[Stored items]
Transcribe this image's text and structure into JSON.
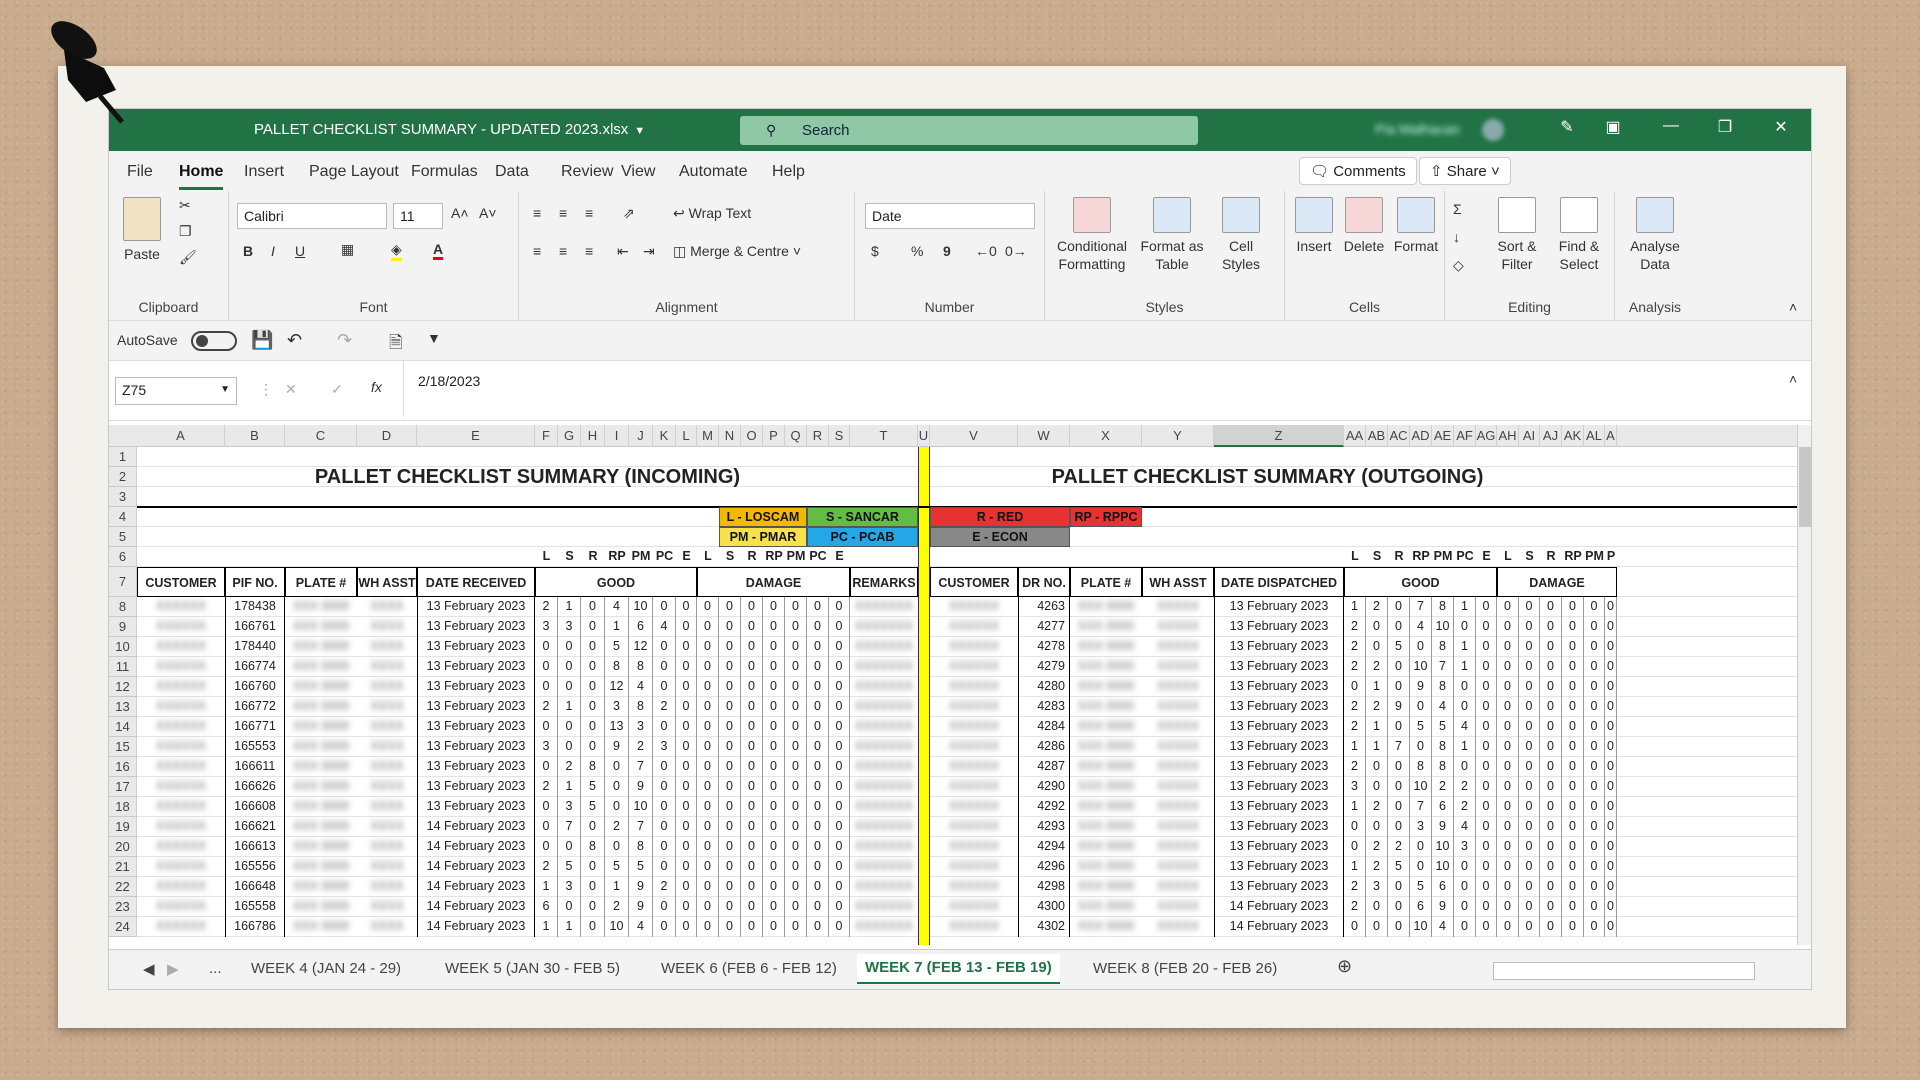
{
  "window": {
    "title": "PALLET CHECKLIST SUMMARY - UPDATED 2023.xlsx",
    "search_placeholder": "Search",
    "user": "Pia Malhacan"
  },
  "tabs": [
    "File",
    "Home",
    "Insert",
    "Page Layout",
    "Formulas",
    "Data",
    "Review",
    "View",
    "Automate",
    "Help"
  ],
  "active_tab": "Home",
  "ribbon_buttons": {
    "comments": "Comments",
    "share": "Share"
  },
  "ribbon": {
    "clipboard": {
      "paste": "Paste",
      "label": "Clipboard"
    },
    "font": {
      "name": "Calibri",
      "size": "11",
      "label": "Font",
      "bold": "B",
      "italic": "I",
      "underline": "U"
    },
    "alignment": {
      "wrap": "Wrap Text",
      "merge": "Merge & Centre",
      "label": "Alignment"
    },
    "number": {
      "format": "Date",
      "currency": "$",
      "percent": "%",
      "comma": "9",
      "label": "Number"
    },
    "styles": {
      "conditional": "Conditional Formatting",
      "format_table": "Format as Table",
      "cell_styles": "Cell Styles",
      "label": "Styles"
    },
    "cells": {
      "insert": "Insert",
      "delete": "Delete",
      "format": "Format",
      "label": "Cells"
    },
    "editing": {
      "sort": "Sort & Filter",
      "find": "Find & Select",
      "label": "Editing"
    },
    "analysis": {
      "analyse": "Analyse Data",
      "label": "Analysis"
    }
  },
  "qat": {
    "autosave": "AutoSave"
  },
  "formula_bar": {
    "name_box": "Z75",
    "value": "2/18/2023",
    "fx": "fx"
  },
  "columns_left": [
    "A",
    "B",
    "C",
    "D",
    "E",
    "F",
    "G",
    "H",
    "I",
    "J",
    "K",
    "L",
    "M",
    "N",
    "O",
    "P",
    "Q",
    "R",
    "S",
    "T",
    "U"
  ],
  "columns_right": [
    "V",
    "W",
    "X",
    "Y",
    "Z",
    "AA",
    "AB",
    "AC",
    "AD",
    "AE",
    "AF",
    "AG",
    "AH",
    "AI",
    "AJ",
    "AK",
    "AL",
    "A"
  ],
  "rows_nums": [
    "1",
    "2",
    "3",
    "4",
    "5",
    "6",
    "7",
    "8",
    "9",
    "10",
    "11",
    "12",
    "13",
    "14",
    "15",
    "16",
    "17",
    "18",
    "19",
    "20",
    "21",
    "22",
    "23",
    "24"
  ],
  "titles": {
    "incoming": "PALLET CHECKLIST SUMMARY (INCOMING)",
    "outgoing": "PALLET CHECKLIST SUMMARY (OUTGOING)"
  },
  "legend": [
    {
      "text": "L - LOSCAM",
      "bg": "#f5b800"
    },
    {
      "text": "S - SANCAR",
      "bg": "#63bd45"
    },
    {
      "text": "PM - PMAR",
      "bg": "#f7e24a"
    },
    {
      "text": "PC - PCAB",
      "bg": "#25a6e6"
    },
    {
      "text": "R - RED",
      "bg": "#e83232"
    },
    {
      "text": "RP - RPPC",
      "bg": "#e83232"
    },
    {
      "text": "E - ECON",
      "bg": "#888888"
    }
  ],
  "sub_codes_left": [
    "L",
    "S",
    "R",
    "RP",
    "PM",
    "PC",
    "E",
    "L",
    "S",
    "R",
    "RP",
    "PM",
    "PC",
    "E"
  ],
  "sub_codes_right": [
    "L",
    "S",
    "R",
    "RP",
    "PM",
    "PC",
    "E",
    "L",
    "S",
    "R",
    "RP",
    "PM",
    "P"
  ],
  "headers_left": [
    "CUSTOMER",
    "PIF NO.",
    "PLATE #",
    "WH ASST",
    "DATE RECEIVED",
    "GOOD",
    "DAMAGE",
    "REMARKS"
  ],
  "headers_right": [
    "CUSTOMER",
    "DR NO.",
    "PLATE #",
    "WH ASST",
    "DATE DISPATCHED",
    "GOOD",
    "DAMAGE"
  ],
  "incoming_rows": [
    {
      "pif": "178438",
      "date": "13 February 2023",
      "good": [
        "2",
        "1",
        "0",
        "4",
        "10",
        "0",
        "0"
      ],
      "damage": [
        "0",
        "0",
        "0",
        "0",
        "0",
        "0",
        "0"
      ]
    },
    {
      "pif": "166761",
      "date": "13 February 2023",
      "good": [
        "3",
        "3",
        "0",
        "1",
        "6",
        "4",
        "0"
      ],
      "damage": [
        "0",
        "0",
        "0",
        "0",
        "0",
        "0",
        "0"
      ]
    },
    {
      "pif": "178440",
      "date": "13 February 2023",
      "good": [
        "0",
        "0",
        "0",
        "5",
        "12",
        "0",
        "0"
      ],
      "damage": [
        "0",
        "0",
        "0",
        "0",
        "0",
        "0",
        "0"
      ]
    },
    {
      "pif": "166774",
      "date": "13 February 2023",
      "good": [
        "0",
        "0",
        "0",
        "8",
        "8",
        "0",
        "0"
      ],
      "damage": [
        "0",
        "0",
        "0",
        "0",
        "0",
        "0",
        "0"
      ]
    },
    {
      "pif": "166760",
      "date": "13 February 2023",
      "good": [
        "0",
        "0",
        "0",
        "12",
        "4",
        "0",
        "0"
      ],
      "damage": [
        "0",
        "0",
        "0",
        "0",
        "0",
        "0",
        "0"
      ]
    },
    {
      "pif": "166772",
      "date": "13 February 2023",
      "good": [
        "2",
        "1",
        "0",
        "3",
        "8",
        "2",
        "0"
      ],
      "damage": [
        "0",
        "0",
        "0",
        "0",
        "0",
        "0",
        "0"
      ]
    },
    {
      "pif": "166771",
      "date": "13 February 2023",
      "good": [
        "0",
        "0",
        "0",
        "13",
        "3",
        "0",
        "0"
      ],
      "damage": [
        "0",
        "0",
        "0",
        "0",
        "0",
        "0",
        "0"
      ]
    },
    {
      "pif": "165553",
      "date": "13 February 2023",
      "good": [
        "3",
        "0",
        "0",
        "9",
        "2",
        "3",
        "0"
      ],
      "damage": [
        "0",
        "0",
        "0",
        "0",
        "0",
        "0",
        "0"
      ]
    },
    {
      "pif": "166611",
      "date": "13 February 2023",
      "good": [
        "0",
        "2",
        "8",
        "0",
        "7",
        "0",
        "0"
      ],
      "damage": [
        "0",
        "0",
        "0",
        "0",
        "0",
        "0",
        "0"
      ]
    },
    {
      "pif": "166626",
      "date": "13 February 2023",
      "good": [
        "2",
        "1",
        "5",
        "0",
        "9",
        "0",
        "0"
      ],
      "damage": [
        "0",
        "0",
        "0",
        "0",
        "0",
        "0",
        "0"
      ]
    },
    {
      "pif": "166608",
      "date": "13 February 2023",
      "good": [
        "0",
        "3",
        "5",
        "0",
        "10",
        "0",
        "0"
      ],
      "damage": [
        "0",
        "0",
        "0",
        "0",
        "0",
        "0",
        "0"
      ]
    },
    {
      "pif": "166621",
      "date": "14 February 2023",
      "good": [
        "0",
        "7",
        "0",
        "2",
        "7",
        "0",
        "0"
      ],
      "damage": [
        "0",
        "0",
        "0",
        "0",
        "0",
        "0",
        "0"
      ]
    },
    {
      "pif": "166613",
      "date": "14 February 2023",
      "good": [
        "0",
        "0",
        "8",
        "0",
        "8",
        "0",
        "0"
      ],
      "damage": [
        "0",
        "0",
        "0",
        "0",
        "0",
        "0",
        "0"
      ]
    },
    {
      "pif": "165556",
      "date": "14 February 2023",
      "good": [
        "2",
        "5",
        "0",
        "5",
        "5",
        "0",
        "0"
      ],
      "damage": [
        "0",
        "0",
        "0",
        "0",
        "0",
        "0",
        "0"
      ]
    },
    {
      "pif": "166648",
      "date": "14 February 2023",
      "good": [
        "1",
        "3",
        "0",
        "1",
        "9",
        "2",
        "0"
      ],
      "damage": [
        "0",
        "0",
        "0",
        "0",
        "0",
        "0",
        "0"
      ]
    },
    {
      "pif": "165558",
      "date": "14 February 2023",
      "good": [
        "6",
        "0",
        "0",
        "2",
        "9",
        "0",
        "0"
      ],
      "damage": [
        "0",
        "0",
        "0",
        "0",
        "0",
        "0",
        "0"
      ]
    },
    {
      "pif": "166786",
      "date": "14 February 2023",
      "good": [
        "1",
        "1",
        "0",
        "10",
        "4",
        "0",
        "0"
      ],
      "damage": [
        "0",
        "0",
        "0",
        "0",
        "0",
        "0",
        "0"
      ]
    }
  ],
  "outgoing_rows": [
    {
      "dr": "4263",
      "date": "13 February 2023",
      "good": [
        "1",
        "2",
        "0",
        "7",
        "8",
        "1",
        "0"
      ],
      "damage": [
        "0",
        "0",
        "0",
        "0",
        "0",
        "0"
      ]
    },
    {
      "dr": "4277",
      "date": "13 February 2023",
      "good": [
        "2",
        "0",
        "0",
        "4",
        "10",
        "0",
        "0"
      ],
      "damage": [
        "0",
        "0",
        "0",
        "0",
        "0",
        "0"
      ]
    },
    {
      "dr": "4278",
      "date": "13 February 2023",
      "good": [
        "2",
        "0",
        "5",
        "0",
        "8",
        "1",
        "0"
      ],
      "damage": [
        "0",
        "0",
        "0",
        "0",
        "0",
        "0"
      ]
    },
    {
      "dr": "4279",
      "date": "13 February 2023",
      "good": [
        "2",
        "2",
        "0",
        "10",
        "7",
        "1",
        "0"
      ],
      "damage": [
        "0",
        "0",
        "0",
        "0",
        "0",
        "0"
      ]
    },
    {
      "dr": "4280",
      "date": "13 February 2023",
      "good": [
        "0",
        "1",
        "0",
        "9",
        "8",
        "0",
        "0"
      ],
      "damage": [
        "0",
        "0",
        "0",
        "0",
        "0",
        "0"
      ]
    },
    {
      "dr": "4283",
      "date": "13 February 2023",
      "good": [
        "2",
        "2",
        "9",
        "0",
        "4",
        "0",
        "0"
      ],
      "damage": [
        "0",
        "0",
        "0",
        "0",
        "0",
        "0"
      ]
    },
    {
      "dr": "4284",
      "date": "13 February 2023",
      "good": [
        "2",
        "1",
        "0",
        "5",
        "5",
        "4",
        "0"
      ],
      "damage": [
        "0",
        "0",
        "0",
        "0",
        "0",
        "0"
      ]
    },
    {
      "dr": "4286",
      "date": "13 February 2023",
      "good": [
        "1",
        "1",
        "7",
        "0",
        "8",
        "1",
        "0"
      ],
      "damage": [
        "0",
        "0",
        "0",
        "0",
        "0",
        "0"
      ]
    },
    {
      "dr": "4287",
      "date": "13 February 2023",
      "good": [
        "2",
        "0",
        "0",
        "8",
        "8",
        "0",
        "0"
      ],
      "damage": [
        "0",
        "0",
        "0",
        "0",
        "0",
        "0"
      ]
    },
    {
      "dr": "4290",
      "date": "13 February 2023",
      "good": [
        "3",
        "0",
        "0",
        "10",
        "2",
        "2",
        "0"
      ],
      "damage": [
        "0",
        "0",
        "0",
        "0",
        "0",
        "0"
      ]
    },
    {
      "dr": "4292",
      "date": "13 February 2023",
      "good": [
        "1",
        "2",
        "0",
        "7",
        "6",
        "2",
        "0"
      ],
      "damage": [
        "0",
        "0",
        "0",
        "0",
        "0",
        "0"
      ]
    },
    {
      "dr": "4293",
      "date": "13 February 2023",
      "good": [
        "0",
        "0",
        "0",
        "3",
        "9",
        "4",
        "0"
      ],
      "damage": [
        "0",
        "0",
        "0",
        "0",
        "0",
        "0"
      ]
    },
    {
      "dr": "4294",
      "date": "13 February 2023",
      "good": [
        "0",
        "2",
        "2",
        "0",
        "10",
        "3",
        "0"
      ],
      "damage": [
        "0",
        "0",
        "0",
        "0",
        "0",
        "0"
      ]
    },
    {
      "dr": "4296",
      "date": "13 February 2023",
      "good": [
        "1",
        "2",
        "5",
        "0",
        "10",
        "0",
        "0"
      ],
      "damage": [
        "0",
        "0",
        "0",
        "0",
        "0",
        "0"
      ]
    },
    {
      "dr": "4298",
      "date": "13 February 2023",
      "good": [
        "2",
        "3",
        "0",
        "5",
        "6",
        "0",
        "0"
      ],
      "damage": [
        "0",
        "0",
        "0",
        "0",
        "0",
        "0"
      ]
    },
    {
      "dr": "4300",
      "date": "14 February 2023",
      "good": [
        "2",
        "0",
        "0",
        "6",
        "9",
        "0",
        "0"
      ],
      "damage": [
        "0",
        "0",
        "0",
        "0",
        "0",
        "0"
      ]
    },
    {
      "dr": "4302",
      "date": "14 February 2023",
      "good": [
        "0",
        "0",
        "0",
        "10",
        "4",
        "0",
        "0"
      ],
      "damage": [
        "0",
        "0",
        "0",
        "0",
        "0",
        "0"
      ]
    }
  ],
  "sheet_tabs": [
    "...",
    "WEEK 4 (JAN 24 - 29)",
    "WEEK 5 (JAN 30 - FEB 5)",
    "WEEK 6 (FEB 6 - FEB 12)",
    "WEEK 7 (FEB 13 - FEB 19)",
    "WEEK 8 (FEB 20 - FEB 26)"
  ],
  "active_sheet": "WEEK 7 (FEB 13 - FEB 19)",
  "colors": {
    "excel_green": "#217346",
    "divider_yellow": "#ffff00"
  }
}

■ Exercise goal: Copy every line of the listing that contains the word "CHECKLIST".

■ Task solution:
    "title": "PALLET CHECKLIST SUMMARY - UPDATED 2023.xlsx",
    "incoming": "PALLET CHECKLIST SUMMARY (INCOMING)",
    "outgoing": "PALLET CHECKLIST SUMMARY (OUTGOING)"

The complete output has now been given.